What is expected: Select and reproduce each line of the listing below that bears the string "Omay".

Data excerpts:
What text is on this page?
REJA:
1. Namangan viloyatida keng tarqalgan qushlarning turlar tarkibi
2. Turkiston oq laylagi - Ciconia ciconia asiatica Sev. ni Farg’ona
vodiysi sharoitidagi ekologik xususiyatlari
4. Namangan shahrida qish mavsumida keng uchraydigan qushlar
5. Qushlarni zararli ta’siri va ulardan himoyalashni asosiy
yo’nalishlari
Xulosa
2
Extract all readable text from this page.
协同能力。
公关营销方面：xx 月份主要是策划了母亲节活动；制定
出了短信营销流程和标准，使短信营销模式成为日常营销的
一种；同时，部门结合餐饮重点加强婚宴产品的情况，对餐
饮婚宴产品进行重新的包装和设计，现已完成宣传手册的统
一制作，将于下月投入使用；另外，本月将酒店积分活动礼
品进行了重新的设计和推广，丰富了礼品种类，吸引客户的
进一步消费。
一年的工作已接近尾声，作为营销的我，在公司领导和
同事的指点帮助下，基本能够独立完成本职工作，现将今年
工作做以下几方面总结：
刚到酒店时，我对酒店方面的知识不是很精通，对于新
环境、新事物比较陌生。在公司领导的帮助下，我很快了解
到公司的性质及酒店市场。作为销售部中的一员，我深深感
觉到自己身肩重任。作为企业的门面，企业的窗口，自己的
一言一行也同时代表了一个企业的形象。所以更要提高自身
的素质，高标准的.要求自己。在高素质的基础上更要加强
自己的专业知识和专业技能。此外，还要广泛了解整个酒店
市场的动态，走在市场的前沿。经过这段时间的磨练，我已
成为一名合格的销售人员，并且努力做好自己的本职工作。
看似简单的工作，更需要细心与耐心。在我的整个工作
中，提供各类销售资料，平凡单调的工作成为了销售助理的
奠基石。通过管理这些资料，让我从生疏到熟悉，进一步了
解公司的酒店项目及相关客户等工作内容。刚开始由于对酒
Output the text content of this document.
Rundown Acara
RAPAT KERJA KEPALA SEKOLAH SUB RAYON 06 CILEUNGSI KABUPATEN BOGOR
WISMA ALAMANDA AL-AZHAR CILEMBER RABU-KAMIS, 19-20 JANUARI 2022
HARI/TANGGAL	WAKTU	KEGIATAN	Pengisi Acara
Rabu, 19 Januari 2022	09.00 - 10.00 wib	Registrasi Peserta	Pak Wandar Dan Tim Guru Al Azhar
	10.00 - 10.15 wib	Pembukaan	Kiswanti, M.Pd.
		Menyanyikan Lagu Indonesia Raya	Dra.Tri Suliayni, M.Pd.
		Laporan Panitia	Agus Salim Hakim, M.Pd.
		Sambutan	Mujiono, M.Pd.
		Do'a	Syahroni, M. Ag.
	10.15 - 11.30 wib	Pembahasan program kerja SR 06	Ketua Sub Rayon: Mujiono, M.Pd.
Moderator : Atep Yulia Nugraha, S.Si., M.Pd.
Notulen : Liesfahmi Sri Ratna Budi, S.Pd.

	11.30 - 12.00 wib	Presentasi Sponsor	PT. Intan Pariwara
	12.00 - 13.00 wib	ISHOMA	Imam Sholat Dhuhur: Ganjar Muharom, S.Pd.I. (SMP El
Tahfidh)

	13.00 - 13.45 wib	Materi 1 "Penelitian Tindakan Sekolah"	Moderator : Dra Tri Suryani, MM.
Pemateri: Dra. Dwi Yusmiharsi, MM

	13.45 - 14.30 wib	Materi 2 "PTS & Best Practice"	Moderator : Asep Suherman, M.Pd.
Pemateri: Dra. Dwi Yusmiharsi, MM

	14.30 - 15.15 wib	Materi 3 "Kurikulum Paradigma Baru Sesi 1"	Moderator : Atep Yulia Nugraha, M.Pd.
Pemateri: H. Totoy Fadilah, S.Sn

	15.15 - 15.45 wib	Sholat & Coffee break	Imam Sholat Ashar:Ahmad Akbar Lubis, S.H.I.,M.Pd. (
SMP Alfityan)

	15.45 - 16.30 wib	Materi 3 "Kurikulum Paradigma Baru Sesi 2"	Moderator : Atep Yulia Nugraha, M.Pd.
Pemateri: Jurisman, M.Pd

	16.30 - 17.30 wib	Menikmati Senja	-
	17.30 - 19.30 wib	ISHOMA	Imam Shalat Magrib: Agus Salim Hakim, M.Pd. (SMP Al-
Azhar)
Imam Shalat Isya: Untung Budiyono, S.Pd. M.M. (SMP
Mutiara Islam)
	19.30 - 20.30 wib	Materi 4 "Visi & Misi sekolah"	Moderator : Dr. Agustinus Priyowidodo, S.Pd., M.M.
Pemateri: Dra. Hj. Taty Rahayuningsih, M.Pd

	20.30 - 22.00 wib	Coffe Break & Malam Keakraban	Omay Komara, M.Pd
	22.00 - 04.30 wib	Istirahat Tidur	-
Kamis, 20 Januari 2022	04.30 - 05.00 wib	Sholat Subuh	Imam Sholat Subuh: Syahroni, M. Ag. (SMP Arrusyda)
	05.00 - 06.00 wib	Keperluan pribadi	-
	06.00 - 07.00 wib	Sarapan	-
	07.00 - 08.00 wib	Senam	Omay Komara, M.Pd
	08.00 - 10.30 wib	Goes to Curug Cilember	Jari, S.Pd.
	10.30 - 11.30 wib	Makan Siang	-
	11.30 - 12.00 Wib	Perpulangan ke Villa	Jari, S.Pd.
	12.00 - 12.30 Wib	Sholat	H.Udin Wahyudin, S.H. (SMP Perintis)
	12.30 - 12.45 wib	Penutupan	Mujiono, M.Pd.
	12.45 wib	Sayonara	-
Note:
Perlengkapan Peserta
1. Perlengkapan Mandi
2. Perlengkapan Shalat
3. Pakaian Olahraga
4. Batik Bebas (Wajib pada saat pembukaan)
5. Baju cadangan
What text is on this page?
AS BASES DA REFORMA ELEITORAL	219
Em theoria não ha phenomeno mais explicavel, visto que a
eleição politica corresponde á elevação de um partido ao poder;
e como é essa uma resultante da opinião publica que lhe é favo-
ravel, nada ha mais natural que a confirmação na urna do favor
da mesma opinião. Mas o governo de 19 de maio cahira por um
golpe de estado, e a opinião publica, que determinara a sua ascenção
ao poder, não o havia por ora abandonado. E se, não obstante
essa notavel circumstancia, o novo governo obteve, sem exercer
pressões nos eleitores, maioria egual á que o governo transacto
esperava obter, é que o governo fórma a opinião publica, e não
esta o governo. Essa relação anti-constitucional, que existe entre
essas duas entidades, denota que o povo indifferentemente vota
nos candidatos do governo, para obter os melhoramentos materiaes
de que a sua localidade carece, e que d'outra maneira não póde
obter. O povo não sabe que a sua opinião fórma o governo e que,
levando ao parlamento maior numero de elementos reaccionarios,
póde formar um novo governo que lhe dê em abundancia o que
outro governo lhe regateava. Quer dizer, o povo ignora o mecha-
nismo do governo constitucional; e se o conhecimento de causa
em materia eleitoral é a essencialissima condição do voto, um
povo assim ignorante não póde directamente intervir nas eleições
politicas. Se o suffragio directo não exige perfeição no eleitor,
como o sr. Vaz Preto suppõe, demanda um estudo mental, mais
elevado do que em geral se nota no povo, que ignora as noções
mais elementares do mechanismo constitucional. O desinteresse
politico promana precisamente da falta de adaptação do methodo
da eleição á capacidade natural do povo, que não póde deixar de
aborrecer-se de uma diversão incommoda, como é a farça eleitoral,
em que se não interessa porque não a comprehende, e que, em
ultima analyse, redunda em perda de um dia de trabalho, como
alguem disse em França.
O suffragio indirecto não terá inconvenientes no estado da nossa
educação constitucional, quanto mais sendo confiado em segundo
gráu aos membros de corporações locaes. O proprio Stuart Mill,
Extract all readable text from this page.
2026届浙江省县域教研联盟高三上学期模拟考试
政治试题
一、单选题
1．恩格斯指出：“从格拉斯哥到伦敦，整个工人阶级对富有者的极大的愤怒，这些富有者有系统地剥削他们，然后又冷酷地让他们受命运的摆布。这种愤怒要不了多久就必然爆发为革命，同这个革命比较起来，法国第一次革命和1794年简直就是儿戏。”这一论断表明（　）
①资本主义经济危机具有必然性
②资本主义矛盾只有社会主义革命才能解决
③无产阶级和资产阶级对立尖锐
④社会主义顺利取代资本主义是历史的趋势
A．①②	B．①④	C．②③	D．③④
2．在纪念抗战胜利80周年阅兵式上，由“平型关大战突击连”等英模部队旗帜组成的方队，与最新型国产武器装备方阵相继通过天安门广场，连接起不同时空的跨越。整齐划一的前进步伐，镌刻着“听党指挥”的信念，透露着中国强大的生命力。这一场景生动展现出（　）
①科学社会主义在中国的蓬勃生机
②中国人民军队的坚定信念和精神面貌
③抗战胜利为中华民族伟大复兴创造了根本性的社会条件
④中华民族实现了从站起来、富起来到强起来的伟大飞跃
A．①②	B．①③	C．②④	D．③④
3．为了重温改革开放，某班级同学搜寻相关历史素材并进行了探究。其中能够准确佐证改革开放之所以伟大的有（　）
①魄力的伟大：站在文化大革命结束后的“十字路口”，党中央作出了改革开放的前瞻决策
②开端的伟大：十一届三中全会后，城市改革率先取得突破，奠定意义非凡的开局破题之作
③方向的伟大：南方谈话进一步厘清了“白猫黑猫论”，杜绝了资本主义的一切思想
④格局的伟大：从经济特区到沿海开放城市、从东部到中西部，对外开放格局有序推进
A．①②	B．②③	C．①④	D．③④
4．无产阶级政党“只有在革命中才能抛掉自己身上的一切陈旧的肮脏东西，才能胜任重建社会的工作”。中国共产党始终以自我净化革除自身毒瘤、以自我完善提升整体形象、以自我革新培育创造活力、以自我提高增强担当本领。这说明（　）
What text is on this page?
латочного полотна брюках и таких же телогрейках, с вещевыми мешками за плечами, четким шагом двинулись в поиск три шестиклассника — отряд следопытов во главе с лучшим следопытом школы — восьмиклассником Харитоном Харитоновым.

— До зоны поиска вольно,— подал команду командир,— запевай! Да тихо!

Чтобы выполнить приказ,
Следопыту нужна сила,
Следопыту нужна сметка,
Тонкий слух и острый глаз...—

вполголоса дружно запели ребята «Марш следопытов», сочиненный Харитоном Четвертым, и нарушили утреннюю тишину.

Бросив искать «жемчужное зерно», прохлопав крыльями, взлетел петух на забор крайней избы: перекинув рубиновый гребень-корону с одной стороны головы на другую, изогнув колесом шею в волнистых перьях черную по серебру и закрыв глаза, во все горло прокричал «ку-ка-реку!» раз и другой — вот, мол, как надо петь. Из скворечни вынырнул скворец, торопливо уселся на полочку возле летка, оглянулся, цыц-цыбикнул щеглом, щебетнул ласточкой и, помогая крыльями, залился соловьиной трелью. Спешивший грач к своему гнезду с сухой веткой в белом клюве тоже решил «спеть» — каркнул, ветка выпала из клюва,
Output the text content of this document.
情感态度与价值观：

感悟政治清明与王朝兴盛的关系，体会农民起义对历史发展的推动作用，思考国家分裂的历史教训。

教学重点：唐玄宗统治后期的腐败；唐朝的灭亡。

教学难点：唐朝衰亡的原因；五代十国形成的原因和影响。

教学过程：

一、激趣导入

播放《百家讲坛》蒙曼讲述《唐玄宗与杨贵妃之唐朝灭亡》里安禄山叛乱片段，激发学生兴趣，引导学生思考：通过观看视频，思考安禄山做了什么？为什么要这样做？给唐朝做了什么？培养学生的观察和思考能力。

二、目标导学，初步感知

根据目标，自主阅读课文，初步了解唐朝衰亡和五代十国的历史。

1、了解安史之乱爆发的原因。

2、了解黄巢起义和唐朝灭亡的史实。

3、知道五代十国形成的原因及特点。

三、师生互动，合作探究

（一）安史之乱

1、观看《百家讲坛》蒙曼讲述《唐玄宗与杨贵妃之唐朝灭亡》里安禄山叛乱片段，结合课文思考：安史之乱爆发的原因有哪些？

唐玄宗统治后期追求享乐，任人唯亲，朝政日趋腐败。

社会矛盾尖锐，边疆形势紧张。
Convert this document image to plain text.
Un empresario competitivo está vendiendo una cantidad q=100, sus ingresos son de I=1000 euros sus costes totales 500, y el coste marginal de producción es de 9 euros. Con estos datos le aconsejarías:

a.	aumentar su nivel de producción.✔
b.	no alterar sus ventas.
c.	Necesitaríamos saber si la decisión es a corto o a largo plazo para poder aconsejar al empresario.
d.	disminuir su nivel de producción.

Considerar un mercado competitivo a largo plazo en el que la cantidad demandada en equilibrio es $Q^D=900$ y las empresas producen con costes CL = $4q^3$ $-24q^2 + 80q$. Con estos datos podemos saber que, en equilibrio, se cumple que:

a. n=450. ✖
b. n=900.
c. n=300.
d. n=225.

Output of the task:
	20.30 - 22.00 wib	Coffe Break & Malam Keakraban	Omay Komara, M.Pd
	07.00 - 08.00 wib	Senam	Omay Komara, M.Pd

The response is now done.